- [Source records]
##############################
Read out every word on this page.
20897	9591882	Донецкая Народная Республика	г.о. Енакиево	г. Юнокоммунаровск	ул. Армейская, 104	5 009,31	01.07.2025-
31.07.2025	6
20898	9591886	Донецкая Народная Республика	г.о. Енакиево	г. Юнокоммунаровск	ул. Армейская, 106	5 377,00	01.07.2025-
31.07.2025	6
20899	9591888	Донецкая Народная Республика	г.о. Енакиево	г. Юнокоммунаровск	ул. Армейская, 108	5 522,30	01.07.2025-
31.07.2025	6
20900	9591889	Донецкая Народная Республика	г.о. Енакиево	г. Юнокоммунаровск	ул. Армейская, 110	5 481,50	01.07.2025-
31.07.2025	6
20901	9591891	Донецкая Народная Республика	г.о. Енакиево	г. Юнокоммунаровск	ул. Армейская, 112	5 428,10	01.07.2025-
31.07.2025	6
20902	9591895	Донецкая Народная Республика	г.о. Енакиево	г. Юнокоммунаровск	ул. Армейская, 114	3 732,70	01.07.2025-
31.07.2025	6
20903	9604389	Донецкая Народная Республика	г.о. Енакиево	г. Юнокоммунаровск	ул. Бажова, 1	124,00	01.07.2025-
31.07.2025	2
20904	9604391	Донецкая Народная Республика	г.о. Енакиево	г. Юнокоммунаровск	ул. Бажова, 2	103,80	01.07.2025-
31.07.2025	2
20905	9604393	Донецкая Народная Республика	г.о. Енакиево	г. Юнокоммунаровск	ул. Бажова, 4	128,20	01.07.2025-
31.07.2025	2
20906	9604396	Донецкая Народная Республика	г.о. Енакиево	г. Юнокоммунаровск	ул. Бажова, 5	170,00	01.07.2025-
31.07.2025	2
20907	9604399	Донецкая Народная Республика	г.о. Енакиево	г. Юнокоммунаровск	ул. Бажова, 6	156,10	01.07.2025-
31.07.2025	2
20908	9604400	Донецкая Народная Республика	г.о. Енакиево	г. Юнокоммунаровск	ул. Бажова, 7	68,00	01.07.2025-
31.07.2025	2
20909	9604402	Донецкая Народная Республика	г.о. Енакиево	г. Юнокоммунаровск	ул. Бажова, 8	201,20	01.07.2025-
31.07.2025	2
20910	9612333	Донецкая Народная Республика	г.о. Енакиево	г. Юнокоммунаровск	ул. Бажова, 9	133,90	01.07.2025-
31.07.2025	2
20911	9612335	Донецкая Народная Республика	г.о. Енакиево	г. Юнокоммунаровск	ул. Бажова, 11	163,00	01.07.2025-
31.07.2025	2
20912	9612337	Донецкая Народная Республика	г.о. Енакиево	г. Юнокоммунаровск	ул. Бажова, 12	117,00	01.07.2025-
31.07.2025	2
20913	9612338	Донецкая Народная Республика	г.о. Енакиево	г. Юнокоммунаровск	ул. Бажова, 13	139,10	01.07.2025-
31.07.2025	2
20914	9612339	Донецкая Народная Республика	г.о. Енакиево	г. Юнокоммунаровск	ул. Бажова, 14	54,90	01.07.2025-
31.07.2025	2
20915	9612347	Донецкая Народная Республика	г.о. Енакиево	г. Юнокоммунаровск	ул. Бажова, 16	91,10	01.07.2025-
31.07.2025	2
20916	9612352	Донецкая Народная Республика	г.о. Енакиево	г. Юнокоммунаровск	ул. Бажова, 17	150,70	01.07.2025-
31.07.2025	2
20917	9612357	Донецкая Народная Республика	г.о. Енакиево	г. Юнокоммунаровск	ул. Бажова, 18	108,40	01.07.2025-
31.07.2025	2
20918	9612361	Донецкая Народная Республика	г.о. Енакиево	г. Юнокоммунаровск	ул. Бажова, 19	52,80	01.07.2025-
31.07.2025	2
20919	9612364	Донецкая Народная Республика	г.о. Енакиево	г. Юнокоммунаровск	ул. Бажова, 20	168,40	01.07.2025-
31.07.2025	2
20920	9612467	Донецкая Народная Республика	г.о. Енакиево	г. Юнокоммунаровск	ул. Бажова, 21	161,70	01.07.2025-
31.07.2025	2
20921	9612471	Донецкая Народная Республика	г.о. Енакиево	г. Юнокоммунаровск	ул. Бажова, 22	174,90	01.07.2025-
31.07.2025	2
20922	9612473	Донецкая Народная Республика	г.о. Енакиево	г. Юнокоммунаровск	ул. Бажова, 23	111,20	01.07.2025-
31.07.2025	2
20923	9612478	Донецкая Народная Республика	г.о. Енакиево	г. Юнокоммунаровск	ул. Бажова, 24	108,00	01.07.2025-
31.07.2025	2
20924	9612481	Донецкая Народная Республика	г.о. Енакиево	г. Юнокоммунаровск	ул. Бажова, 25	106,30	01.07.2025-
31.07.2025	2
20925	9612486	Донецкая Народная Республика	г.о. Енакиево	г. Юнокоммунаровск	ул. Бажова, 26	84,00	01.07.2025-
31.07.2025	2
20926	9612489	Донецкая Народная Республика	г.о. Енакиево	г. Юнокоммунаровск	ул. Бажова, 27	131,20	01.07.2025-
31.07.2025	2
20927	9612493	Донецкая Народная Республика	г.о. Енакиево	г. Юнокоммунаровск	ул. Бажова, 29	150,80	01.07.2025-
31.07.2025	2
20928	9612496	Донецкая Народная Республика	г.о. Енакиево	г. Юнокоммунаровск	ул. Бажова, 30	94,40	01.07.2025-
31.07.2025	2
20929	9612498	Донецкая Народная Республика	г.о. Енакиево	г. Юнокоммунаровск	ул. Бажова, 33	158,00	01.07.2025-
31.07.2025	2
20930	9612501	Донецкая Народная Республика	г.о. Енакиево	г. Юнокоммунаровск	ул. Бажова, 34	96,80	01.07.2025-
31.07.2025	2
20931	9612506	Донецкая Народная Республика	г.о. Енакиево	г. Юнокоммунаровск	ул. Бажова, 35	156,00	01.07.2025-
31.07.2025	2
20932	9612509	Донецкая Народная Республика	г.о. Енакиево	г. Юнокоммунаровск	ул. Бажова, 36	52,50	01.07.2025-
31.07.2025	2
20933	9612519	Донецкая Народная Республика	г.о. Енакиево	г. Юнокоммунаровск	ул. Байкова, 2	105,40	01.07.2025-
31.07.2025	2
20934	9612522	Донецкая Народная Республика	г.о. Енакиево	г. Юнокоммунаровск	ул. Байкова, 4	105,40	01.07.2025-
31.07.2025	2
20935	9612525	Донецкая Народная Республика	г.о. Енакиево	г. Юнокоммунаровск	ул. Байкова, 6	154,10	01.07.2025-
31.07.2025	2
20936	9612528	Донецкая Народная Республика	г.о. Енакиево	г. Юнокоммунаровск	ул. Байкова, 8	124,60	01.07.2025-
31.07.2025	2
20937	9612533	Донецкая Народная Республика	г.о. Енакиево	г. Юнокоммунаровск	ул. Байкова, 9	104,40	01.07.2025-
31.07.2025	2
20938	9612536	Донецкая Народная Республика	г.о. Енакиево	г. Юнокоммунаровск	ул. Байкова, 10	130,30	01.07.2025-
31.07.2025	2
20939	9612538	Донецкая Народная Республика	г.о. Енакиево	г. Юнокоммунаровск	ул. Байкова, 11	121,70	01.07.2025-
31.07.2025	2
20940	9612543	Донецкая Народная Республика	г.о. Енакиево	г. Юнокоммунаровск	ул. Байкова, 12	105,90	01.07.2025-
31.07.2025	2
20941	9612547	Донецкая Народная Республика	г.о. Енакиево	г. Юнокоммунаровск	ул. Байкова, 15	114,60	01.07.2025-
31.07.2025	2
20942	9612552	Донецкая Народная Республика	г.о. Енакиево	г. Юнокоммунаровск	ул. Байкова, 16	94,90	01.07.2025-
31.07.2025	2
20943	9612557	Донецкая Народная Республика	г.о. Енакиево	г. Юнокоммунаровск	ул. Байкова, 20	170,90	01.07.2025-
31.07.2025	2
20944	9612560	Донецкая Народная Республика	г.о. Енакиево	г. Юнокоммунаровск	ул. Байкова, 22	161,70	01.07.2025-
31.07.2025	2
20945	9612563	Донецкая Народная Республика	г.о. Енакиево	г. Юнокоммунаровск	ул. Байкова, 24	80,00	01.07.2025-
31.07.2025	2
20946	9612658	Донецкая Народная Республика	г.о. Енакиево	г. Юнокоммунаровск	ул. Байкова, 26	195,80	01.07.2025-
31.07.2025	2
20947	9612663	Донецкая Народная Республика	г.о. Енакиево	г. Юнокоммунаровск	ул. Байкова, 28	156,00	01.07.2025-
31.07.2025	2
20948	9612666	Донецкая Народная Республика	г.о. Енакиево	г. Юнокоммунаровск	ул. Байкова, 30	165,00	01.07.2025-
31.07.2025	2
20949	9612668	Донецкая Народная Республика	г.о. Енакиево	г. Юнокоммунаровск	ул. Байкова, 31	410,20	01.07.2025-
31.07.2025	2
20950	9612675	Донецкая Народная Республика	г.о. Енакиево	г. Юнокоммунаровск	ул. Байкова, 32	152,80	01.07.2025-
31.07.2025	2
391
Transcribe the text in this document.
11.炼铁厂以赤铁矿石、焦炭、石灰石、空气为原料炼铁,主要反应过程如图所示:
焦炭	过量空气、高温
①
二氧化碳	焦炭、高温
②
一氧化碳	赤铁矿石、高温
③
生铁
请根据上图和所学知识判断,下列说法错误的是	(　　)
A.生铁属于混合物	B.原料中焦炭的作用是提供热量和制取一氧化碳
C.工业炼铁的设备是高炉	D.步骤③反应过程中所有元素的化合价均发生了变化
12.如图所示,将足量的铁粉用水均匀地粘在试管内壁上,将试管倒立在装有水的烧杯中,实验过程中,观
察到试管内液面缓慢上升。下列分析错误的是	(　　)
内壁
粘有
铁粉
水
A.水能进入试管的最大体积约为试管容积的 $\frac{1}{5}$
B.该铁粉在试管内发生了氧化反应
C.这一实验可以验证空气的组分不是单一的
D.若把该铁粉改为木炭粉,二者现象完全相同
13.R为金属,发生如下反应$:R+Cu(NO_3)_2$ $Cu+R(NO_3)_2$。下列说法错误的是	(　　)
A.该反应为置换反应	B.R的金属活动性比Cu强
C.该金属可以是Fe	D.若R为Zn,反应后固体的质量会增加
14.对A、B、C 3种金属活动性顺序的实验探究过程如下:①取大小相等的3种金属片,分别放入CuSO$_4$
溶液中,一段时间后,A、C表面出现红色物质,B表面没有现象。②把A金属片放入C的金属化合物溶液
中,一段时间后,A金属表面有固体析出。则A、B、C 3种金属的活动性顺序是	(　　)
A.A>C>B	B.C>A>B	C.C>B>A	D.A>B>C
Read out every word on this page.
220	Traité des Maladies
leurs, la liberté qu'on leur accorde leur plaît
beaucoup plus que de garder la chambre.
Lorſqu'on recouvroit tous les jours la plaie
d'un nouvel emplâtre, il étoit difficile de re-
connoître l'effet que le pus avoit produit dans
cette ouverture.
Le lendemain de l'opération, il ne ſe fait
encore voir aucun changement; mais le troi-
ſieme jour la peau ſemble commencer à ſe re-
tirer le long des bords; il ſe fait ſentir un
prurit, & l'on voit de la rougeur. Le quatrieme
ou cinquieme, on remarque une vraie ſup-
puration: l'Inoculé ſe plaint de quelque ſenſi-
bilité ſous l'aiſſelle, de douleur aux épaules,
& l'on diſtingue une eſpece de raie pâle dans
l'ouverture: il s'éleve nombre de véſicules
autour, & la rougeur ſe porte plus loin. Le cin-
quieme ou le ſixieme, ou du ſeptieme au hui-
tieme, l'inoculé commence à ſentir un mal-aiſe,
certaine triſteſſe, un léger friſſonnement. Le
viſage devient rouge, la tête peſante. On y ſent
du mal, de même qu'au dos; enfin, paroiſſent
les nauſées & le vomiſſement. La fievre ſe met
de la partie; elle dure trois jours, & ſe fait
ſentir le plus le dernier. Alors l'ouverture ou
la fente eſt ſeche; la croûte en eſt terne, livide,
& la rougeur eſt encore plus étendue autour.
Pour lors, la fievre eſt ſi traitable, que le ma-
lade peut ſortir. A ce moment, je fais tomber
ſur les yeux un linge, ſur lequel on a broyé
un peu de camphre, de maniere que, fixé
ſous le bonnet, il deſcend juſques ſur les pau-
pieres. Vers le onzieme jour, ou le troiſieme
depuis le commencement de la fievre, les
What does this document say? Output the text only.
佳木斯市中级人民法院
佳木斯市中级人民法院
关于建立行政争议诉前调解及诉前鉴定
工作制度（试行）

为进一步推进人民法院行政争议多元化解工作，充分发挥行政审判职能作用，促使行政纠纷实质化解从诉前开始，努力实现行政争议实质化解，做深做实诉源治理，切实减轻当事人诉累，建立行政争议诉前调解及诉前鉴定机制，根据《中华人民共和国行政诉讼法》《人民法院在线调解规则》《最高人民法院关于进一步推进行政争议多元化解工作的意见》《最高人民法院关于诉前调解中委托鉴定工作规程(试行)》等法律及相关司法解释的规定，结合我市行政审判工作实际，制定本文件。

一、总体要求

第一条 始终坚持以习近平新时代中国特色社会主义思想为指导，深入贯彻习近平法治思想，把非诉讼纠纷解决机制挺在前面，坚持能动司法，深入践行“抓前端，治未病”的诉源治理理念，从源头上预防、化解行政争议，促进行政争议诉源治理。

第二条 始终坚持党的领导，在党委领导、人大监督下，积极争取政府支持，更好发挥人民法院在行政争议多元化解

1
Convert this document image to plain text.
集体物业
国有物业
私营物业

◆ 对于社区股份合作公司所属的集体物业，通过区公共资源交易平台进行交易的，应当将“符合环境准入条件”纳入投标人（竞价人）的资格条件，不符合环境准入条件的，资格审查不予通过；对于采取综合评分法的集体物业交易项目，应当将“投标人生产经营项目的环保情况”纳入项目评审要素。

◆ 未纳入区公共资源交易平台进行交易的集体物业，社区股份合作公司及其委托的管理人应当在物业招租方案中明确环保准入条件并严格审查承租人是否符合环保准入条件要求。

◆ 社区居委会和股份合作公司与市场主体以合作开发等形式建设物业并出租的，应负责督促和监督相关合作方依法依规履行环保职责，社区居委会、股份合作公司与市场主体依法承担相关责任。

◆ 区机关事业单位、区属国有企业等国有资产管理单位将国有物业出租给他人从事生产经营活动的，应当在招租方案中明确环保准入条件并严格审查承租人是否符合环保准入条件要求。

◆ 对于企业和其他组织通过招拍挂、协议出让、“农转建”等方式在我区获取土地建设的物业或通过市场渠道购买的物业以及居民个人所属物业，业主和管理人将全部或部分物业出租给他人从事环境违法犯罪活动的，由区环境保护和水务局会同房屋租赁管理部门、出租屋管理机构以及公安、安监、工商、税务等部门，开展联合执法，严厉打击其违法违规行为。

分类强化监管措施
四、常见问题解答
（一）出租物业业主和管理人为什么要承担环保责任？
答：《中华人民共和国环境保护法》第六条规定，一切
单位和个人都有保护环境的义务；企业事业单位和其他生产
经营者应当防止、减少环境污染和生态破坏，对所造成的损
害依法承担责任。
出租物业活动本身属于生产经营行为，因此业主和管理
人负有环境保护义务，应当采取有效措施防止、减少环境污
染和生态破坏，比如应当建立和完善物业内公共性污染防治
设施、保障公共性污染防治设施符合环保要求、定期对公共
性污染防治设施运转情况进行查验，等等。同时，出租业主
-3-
##############################
- [Your task]
Show every line above in which the word "rougeur" occurs.

- [Written answer]
prurit, & l'on voit de la rougeur. Le quatrieme
autour, & la rougeur ſe porte plus loin. Le cin-
& la rougeur eſt encore plus étendue autour.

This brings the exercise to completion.